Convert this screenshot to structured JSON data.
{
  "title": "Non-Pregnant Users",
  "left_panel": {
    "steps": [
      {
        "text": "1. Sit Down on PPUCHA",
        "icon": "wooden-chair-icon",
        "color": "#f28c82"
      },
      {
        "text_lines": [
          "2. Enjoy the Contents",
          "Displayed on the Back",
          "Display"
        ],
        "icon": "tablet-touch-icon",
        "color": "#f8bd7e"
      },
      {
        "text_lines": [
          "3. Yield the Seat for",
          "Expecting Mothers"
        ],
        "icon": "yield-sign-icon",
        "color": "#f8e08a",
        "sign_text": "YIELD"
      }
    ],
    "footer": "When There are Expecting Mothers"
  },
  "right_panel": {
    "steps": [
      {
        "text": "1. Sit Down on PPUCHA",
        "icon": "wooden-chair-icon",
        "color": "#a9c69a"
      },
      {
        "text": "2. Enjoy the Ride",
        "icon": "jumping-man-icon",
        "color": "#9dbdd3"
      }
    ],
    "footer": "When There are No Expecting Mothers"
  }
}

──────

Challenge
Show every line of the records above that contains the word "icon".

Final result
        "icon": "wooden-chair-icon",
        "icon": "tablet-touch-icon",
        "icon": "yield-sign-icon",
        "icon": "wooden-chair-icon",
        "icon": "jumping-man-icon",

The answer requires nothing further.